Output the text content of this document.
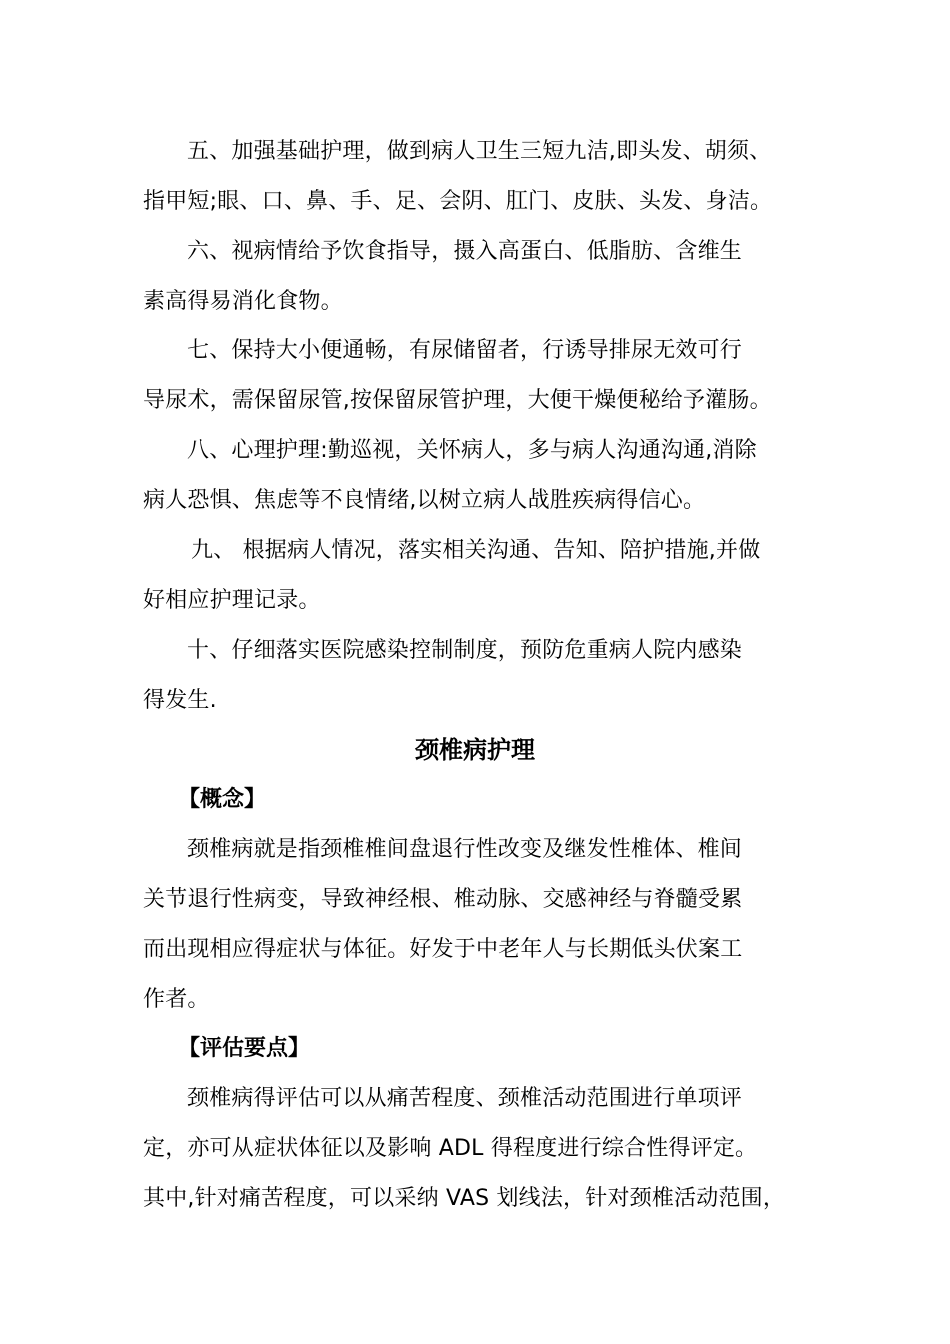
五、加强基础护理，做到病人卫生三短九洁,即头发、胡须、
指甲短;眼、口、鼻、手、足、会阴、肛门、皮肤、头发、身洁。
六、视病情给予饮食指导，摄入高蛋白、低脂肪、含维生
素高得易消化食物。
七、保持大小便通畅，有尿储留者，行诱导排尿无效可行
导尿术，需保留尿管,按保留尿管护理，大便干燥便秘给予灌肠。
八、心理护理:勤巡视，关怀病人，多与病人沟通沟通,消除
病人恐惧、焦虑等不良情绪,以树立病人战胜疾病得信心。
九、 根据病人情况，落实相关沟通、告知、陪护措施,并做
好相应护理记录。
十、仔细落实医院感染控制制度，预防危重病人院内感染
得发生.
颈椎病护理
【概念】
颈椎病就是指颈椎椎间盘退行性改变及继发性椎体、椎间
关节退行性病变，导致神经根、椎动脉、交感神经与脊髓受累
而出现相应得症状与体征。好发于中老年人与长期低头伏案工
作者。
【评估要点】
颈椎病得评估可以从痛苦程度、颈椎活动范围进行单项评
定，亦可从症状体征以及影响 ADL 得程度进行综合性得评定。
其中,针对痛苦程度，可以采纳 VAS 划线法，针对颈椎活动范围，
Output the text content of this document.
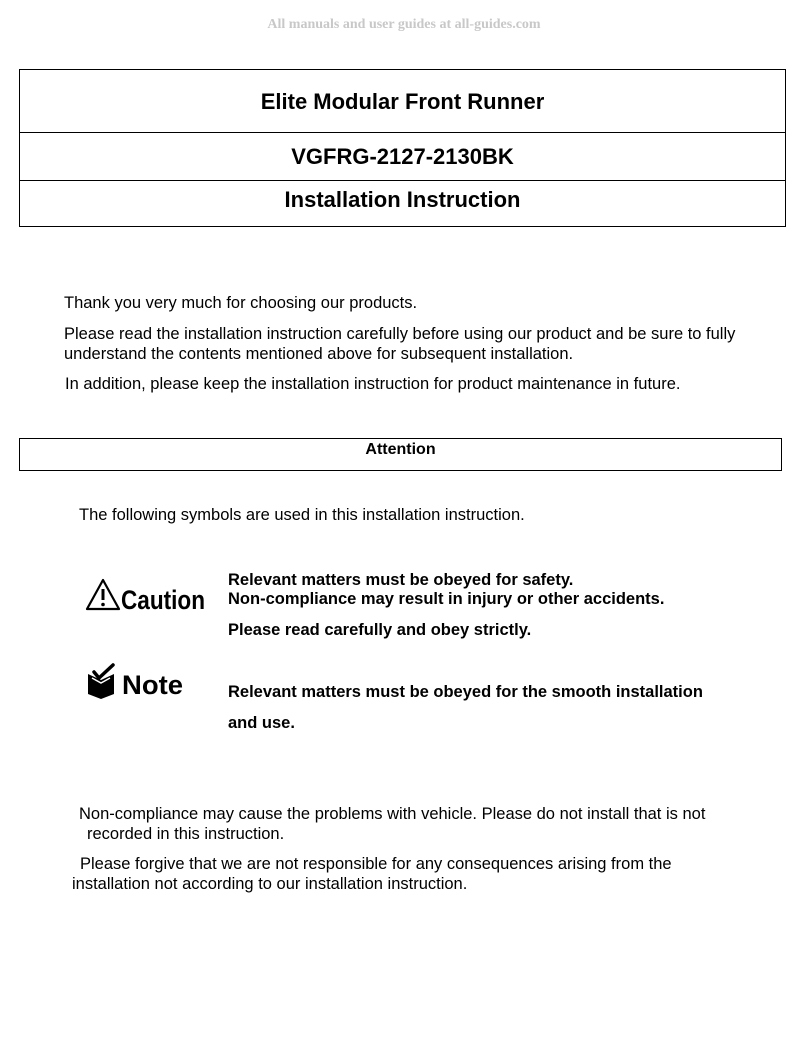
All manuals and user guides at all-guides.com
Elite Modular Front Runner
VGFRG-2127-2130BK
Installation Instruction
Thank you very much for choosing our products.
Please read the installation instruction carefully before using our product and be sure to fully understand the contents mentioned above for subsequent installation.
In addition, please keep the installation instruction for product maintenance in future.
Attention
The following symbols are used in this installation instruction.
Caution
Relevant matters must be obeyed for safety.
Non-compliance may result in injury or other accidents.
Please read carefully and obey strictly.
Note	Relevant matters must be obeyed for the smooth installation
and use.
Non-compliance may cause the problems with vehicle. Please do not install that is not
recorded in this instruction.
Please forgive that we are not responsible for any consequences arising from the
installation not according to our installation instruction.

:: EXERCISE OBJECTIVE ::
Give the material again exactly as it is, but keep the pictures out.

:: TASK SOLUTION ::
Output the text content of this document.
五、加强基础护理，做到病人卫生三短九洁,即头发、胡须、
指甲短;眼、口、鼻、手、足、会阴、肛门、皮肤、头发、身洁。
六、视病情给予饮食指导，摄入高蛋白、低脂肪、含维生
素高得易消化食物。
七、保持大小便通畅，有尿储留者，行诱导排尿无效可行
导尿术，需保留尿管,按保留尿管护理，大便干燥便秘给予灌肠。
八、心理护理:勤巡视，关怀病人，多与病人沟通沟通,消除
病人恐惧、焦虑等不良情绪,以树立病人战胜疾病得信心。
九、 根据病人情况，落实相关沟通、告知、陪护措施,并做
好相应护理记录。
十、仔细落实医院感染控制制度，预防危重病人院内感染
得发生.
颈椎病护理
【概念】
颈椎病就是指颈椎椎间盘退行性改变及继发性椎体、椎间
关节退行性病变，导致神经根、椎动脉、交感神经与脊髓受累
而出现相应得症状与体征。好发于中老年人与长期低头伏案工
作者。
【评估要点】
颈椎病得评估可以从痛苦程度、颈椎活动范围进行单项评
定，亦可从症状体征以及影响 ADL 得程度进行综合性得评定。
其中,针对痛苦程度，可以采纳 VAS 划线法，针对颈椎活动范围，
Output the text content of this document.
All manuals and user guides at all-guides.com
Elite Modular Front Runner
VGFRG-2127-2130BK
Installation Instruction
Thank you very much for choosing our products.
Please read the installation instruction carefully before using our product and be sure to fully understand the contents mentioned above for subsequent installation.
In addition, please keep the installation instruction for product maintenance in future.
Attention
The following symbols are used in this installation instruction.
Caution
Relevant matters must be obeyed for safety.
Non-compliance may result in injury or other accidents.
Please read carefully and obey strictly.
Note	Relevant matters must be obeyed for the smooth installation
and use.
Non-compliance may cause the problems with vehicle. Please do not install that is not
recorded in this instruction.
Please forgive that we are not responsible for any consequences arising from the
installation not according to our installation instruction.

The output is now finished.